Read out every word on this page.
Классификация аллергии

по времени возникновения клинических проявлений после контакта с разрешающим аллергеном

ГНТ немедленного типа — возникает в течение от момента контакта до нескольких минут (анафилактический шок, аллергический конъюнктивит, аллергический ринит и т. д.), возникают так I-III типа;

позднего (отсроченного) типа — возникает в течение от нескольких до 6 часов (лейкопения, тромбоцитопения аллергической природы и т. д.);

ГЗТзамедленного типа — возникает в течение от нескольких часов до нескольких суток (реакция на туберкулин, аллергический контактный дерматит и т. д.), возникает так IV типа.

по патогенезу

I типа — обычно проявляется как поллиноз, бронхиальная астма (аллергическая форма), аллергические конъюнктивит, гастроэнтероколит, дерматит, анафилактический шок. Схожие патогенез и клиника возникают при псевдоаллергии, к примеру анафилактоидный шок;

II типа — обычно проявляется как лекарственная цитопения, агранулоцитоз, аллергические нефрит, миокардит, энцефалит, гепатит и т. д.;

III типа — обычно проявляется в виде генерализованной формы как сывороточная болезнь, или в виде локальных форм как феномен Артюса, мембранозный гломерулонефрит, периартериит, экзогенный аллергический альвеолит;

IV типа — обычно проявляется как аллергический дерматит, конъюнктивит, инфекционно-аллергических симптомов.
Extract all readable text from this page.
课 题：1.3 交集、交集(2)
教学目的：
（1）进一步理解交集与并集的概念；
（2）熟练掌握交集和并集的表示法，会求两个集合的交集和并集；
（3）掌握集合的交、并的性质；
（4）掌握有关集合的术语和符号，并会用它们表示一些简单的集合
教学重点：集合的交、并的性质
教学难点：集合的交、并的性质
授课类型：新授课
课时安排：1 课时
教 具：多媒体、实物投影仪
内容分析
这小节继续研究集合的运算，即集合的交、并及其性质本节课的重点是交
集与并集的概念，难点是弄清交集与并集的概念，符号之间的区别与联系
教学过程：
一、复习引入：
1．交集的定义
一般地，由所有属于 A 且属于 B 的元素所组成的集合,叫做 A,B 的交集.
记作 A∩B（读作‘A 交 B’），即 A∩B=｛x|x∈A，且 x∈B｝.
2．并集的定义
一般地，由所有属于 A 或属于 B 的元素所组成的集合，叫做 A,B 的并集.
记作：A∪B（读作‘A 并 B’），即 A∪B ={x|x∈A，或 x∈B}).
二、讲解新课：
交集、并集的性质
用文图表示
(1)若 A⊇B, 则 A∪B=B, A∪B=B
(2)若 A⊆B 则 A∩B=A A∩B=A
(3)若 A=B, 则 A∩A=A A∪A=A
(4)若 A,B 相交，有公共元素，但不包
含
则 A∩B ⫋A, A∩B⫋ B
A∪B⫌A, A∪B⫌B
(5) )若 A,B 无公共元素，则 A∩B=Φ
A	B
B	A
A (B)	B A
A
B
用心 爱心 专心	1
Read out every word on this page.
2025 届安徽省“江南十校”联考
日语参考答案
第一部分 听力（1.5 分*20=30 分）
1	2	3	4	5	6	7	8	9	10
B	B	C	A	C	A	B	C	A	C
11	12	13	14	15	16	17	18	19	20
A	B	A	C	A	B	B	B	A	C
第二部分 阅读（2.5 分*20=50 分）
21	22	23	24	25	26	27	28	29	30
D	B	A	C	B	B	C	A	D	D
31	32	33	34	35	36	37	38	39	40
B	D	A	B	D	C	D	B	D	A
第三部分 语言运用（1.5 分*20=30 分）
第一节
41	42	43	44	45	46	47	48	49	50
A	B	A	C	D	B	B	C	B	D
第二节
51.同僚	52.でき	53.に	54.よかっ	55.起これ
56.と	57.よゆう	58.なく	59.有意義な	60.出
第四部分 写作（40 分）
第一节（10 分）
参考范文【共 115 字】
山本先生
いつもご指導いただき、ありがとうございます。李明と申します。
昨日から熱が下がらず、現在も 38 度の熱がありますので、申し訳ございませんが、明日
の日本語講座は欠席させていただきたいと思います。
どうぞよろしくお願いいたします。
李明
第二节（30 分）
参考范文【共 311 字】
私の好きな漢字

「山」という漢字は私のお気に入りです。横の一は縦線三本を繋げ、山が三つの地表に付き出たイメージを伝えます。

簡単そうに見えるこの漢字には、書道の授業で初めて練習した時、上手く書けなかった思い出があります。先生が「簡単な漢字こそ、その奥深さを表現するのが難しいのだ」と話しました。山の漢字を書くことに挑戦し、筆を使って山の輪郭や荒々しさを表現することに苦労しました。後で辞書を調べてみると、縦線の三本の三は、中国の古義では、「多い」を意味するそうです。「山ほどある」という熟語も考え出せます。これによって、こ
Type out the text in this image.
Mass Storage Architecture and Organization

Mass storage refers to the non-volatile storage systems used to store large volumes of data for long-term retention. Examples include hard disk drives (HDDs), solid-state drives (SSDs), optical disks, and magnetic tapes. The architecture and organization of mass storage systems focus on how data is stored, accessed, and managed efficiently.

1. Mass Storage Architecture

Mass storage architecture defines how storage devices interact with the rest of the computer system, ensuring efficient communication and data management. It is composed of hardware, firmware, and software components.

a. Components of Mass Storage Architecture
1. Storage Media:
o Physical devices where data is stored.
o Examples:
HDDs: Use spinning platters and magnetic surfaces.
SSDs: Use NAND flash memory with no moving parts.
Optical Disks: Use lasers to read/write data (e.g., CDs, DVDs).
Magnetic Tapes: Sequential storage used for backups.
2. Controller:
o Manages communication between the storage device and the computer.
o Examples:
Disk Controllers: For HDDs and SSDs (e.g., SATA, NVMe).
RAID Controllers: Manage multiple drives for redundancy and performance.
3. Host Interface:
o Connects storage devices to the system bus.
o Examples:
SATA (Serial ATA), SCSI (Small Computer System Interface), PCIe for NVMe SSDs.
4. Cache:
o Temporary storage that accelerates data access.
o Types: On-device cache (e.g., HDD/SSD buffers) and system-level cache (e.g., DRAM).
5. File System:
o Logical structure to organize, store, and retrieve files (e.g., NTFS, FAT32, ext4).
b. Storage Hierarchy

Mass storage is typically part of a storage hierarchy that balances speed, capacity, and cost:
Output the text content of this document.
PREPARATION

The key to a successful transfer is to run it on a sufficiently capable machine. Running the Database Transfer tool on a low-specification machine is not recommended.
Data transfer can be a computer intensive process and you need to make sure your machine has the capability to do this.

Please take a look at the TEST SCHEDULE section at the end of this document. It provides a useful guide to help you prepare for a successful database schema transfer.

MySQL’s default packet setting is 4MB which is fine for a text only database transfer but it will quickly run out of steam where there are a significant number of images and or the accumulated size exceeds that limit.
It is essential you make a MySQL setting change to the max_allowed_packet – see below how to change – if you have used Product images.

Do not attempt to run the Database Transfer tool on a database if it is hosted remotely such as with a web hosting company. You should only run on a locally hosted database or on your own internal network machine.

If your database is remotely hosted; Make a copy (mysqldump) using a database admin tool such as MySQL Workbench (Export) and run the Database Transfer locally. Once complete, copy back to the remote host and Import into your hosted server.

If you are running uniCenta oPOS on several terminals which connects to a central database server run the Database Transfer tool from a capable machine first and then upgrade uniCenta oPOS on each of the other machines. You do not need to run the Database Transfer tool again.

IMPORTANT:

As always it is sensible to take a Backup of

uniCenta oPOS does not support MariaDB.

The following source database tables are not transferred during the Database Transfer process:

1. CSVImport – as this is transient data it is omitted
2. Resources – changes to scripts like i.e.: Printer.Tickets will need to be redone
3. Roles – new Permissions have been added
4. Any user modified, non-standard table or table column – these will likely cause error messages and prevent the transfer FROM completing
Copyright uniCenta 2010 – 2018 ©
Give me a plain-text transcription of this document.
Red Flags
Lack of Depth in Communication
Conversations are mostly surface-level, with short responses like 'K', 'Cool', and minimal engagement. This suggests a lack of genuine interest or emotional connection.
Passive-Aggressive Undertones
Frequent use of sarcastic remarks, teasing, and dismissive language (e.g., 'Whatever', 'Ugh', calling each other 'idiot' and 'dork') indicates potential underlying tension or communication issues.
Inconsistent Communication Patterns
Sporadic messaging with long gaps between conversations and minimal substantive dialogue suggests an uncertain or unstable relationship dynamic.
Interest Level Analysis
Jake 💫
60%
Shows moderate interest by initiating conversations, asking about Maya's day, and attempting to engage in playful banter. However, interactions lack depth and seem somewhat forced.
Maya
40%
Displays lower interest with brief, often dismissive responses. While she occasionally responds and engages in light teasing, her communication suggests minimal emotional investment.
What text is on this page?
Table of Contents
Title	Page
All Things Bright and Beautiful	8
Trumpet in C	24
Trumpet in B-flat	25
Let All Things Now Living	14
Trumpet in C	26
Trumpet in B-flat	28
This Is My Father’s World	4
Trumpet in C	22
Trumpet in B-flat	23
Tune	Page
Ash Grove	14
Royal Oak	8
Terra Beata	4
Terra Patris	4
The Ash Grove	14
****
Problem requirements: Select the lines in this material that hold the word "NVMe", leaving none out.

Written answer:
Disk Controllers: For HDDs and SSDs (e.g., SATA, NVMe).
SATA (Serial ATA), SCSI (Small Computer System Interface), PCIe for NVMe SSDs.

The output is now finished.